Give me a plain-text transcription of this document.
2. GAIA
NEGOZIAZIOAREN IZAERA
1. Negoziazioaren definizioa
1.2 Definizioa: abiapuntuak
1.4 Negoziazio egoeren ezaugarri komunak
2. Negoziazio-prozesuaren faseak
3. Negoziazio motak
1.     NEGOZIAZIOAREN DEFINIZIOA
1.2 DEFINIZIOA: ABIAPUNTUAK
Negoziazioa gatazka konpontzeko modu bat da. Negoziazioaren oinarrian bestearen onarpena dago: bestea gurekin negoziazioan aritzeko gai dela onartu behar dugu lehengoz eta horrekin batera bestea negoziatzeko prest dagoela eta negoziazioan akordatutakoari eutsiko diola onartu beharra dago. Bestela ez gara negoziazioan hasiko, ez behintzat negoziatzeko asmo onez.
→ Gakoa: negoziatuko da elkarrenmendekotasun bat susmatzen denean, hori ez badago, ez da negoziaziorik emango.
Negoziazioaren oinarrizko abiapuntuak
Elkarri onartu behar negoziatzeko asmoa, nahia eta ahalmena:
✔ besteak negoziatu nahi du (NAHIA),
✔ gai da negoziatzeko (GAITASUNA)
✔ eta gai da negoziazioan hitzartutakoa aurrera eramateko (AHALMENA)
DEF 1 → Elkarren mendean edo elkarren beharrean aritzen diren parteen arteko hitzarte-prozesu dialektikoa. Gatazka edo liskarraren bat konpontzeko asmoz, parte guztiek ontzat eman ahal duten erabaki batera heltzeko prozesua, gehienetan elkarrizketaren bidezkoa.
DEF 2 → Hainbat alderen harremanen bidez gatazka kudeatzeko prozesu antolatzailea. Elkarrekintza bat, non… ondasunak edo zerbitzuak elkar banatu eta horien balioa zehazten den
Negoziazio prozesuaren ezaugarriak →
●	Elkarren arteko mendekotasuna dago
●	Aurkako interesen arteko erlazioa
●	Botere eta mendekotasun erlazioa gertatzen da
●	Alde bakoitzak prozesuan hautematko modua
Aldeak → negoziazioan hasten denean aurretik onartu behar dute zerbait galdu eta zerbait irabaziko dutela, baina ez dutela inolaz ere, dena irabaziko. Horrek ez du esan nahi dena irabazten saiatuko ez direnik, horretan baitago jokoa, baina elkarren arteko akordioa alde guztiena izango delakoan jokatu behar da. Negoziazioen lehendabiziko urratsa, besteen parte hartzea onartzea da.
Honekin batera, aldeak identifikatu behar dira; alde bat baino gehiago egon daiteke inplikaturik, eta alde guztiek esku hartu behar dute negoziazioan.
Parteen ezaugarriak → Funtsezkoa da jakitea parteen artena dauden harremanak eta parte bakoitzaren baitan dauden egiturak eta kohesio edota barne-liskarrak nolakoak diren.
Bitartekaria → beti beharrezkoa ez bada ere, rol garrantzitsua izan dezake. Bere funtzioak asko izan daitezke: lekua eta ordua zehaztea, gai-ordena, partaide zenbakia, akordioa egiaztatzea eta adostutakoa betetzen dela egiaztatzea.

----------------

Display every line of the listing that contains the string "ezaugarriak".

# Response for this exercise:
Negoziazio prozesuaren ezaugarriak →
Parteen ezaugarriak → Funtsezkoa da jakitea parteen artena dauden harremanak eta parte bakoitzaren baitan dauden egiturak eta kohesio edota barne-liskarrak nolakoak diren.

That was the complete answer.